### What is needed
Check each line of the listing for the word "text" and report how many lines contain it, giving nothing but the number.

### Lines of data
>>
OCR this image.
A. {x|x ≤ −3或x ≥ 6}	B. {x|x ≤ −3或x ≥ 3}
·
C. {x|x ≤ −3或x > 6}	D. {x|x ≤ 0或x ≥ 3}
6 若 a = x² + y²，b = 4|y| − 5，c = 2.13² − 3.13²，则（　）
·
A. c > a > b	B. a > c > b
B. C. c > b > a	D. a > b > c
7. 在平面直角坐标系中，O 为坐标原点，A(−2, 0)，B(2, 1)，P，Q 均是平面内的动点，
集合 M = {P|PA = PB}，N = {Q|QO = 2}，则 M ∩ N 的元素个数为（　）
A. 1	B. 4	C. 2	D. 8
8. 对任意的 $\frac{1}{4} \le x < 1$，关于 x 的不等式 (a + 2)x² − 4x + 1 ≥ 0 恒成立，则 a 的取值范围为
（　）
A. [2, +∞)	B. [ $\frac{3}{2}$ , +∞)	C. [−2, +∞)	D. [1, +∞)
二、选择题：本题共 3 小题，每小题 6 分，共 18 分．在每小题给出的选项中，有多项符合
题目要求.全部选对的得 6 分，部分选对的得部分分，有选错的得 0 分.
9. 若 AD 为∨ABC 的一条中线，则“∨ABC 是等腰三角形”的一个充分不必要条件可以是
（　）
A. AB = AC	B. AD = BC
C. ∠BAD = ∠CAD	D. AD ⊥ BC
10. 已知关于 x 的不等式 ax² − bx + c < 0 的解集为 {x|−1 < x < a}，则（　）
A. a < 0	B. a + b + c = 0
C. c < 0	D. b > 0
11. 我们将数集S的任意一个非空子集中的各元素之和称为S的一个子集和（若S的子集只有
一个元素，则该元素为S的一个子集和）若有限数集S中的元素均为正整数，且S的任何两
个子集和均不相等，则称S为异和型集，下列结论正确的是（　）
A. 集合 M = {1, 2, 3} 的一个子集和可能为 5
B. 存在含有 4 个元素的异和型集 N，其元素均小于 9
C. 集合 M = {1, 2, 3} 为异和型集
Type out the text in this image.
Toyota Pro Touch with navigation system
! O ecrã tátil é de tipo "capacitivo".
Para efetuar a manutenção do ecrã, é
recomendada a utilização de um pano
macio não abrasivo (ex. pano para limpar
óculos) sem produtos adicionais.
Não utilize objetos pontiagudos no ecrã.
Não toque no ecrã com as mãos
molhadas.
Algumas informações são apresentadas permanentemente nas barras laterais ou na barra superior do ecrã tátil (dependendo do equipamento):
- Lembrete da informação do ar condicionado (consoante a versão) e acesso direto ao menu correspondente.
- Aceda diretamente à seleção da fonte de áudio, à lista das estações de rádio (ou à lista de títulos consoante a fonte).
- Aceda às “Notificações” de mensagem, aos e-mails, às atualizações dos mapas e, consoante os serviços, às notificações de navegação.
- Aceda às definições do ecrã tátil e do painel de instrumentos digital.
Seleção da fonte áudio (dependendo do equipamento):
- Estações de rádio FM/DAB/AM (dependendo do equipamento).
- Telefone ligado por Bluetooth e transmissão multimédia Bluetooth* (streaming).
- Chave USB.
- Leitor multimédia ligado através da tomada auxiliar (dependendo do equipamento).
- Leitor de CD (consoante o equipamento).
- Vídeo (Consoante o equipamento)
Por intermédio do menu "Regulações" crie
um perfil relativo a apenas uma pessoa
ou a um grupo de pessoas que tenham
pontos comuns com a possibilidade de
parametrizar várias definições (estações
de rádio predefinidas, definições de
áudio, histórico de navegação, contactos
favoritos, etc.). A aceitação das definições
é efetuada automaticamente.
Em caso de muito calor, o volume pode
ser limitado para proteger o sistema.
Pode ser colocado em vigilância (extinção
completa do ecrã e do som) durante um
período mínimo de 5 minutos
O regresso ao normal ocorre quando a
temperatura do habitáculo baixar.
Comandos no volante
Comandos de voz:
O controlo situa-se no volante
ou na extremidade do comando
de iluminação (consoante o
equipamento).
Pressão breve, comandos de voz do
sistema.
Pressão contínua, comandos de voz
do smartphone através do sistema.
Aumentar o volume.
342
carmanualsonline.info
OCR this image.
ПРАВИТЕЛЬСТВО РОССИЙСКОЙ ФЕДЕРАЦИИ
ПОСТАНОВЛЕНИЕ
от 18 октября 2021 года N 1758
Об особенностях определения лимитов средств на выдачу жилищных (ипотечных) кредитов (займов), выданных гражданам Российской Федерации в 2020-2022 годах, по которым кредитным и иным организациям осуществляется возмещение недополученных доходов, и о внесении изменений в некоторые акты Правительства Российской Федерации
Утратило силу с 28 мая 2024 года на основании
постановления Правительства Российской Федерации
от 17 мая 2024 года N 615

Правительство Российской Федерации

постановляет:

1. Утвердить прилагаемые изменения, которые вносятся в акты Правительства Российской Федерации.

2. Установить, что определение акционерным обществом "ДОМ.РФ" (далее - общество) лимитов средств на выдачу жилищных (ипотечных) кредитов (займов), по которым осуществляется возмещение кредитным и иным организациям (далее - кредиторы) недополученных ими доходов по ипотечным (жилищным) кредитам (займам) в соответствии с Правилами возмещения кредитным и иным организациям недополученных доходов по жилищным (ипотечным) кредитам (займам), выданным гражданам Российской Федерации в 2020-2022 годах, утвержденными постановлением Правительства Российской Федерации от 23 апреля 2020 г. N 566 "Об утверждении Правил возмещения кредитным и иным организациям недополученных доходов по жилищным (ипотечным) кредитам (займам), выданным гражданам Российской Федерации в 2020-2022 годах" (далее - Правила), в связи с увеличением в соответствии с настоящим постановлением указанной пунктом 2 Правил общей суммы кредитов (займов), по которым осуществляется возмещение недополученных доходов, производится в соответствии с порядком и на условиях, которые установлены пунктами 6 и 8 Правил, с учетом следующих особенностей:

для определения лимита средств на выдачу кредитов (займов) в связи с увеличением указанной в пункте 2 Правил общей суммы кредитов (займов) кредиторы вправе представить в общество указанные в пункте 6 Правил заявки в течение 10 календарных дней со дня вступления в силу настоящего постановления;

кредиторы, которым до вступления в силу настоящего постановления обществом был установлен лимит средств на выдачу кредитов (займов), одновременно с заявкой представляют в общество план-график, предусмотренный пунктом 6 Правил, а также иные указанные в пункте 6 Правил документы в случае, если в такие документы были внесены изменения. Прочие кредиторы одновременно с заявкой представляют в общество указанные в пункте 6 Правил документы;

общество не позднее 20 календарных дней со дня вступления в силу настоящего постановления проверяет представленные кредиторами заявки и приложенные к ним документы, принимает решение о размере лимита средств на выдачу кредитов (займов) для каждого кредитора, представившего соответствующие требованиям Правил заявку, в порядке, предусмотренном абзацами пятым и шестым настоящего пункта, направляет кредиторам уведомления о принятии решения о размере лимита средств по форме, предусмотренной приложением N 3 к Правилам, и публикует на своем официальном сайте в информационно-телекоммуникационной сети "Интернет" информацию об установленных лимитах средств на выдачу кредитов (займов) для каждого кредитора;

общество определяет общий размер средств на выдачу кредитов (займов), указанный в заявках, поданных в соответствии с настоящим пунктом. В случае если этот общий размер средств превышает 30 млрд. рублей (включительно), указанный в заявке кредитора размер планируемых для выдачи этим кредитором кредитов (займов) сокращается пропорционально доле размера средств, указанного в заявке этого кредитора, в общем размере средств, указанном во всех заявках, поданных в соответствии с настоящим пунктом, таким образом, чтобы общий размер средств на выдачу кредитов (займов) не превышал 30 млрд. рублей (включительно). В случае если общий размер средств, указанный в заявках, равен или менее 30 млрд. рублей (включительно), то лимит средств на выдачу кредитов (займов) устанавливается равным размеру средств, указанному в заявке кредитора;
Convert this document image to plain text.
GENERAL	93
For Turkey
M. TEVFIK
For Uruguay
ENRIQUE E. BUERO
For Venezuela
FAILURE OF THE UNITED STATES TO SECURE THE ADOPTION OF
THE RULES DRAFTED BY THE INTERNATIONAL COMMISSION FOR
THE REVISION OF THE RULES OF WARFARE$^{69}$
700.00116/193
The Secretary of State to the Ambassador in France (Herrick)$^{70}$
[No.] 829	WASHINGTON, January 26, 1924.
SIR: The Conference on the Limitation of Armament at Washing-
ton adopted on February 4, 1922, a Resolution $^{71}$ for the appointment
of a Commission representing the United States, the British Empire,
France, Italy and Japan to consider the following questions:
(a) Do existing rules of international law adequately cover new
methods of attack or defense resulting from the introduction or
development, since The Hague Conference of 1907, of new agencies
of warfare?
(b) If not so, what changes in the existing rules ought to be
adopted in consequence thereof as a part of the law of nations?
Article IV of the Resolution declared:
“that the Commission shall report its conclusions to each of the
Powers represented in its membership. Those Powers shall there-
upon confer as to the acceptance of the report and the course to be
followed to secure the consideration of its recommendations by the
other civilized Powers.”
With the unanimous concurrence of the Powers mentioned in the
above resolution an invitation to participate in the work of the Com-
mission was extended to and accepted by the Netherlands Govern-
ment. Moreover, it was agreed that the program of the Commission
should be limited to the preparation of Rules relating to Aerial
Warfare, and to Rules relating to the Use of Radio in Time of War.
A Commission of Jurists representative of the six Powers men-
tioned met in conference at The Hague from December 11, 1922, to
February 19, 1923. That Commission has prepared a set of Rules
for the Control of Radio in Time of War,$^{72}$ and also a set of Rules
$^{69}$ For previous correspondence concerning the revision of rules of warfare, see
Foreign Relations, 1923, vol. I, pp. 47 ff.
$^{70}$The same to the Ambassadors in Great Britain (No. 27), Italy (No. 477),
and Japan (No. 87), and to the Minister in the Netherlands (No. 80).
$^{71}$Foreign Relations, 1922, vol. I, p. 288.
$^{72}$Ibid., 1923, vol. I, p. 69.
<<
### Output below
2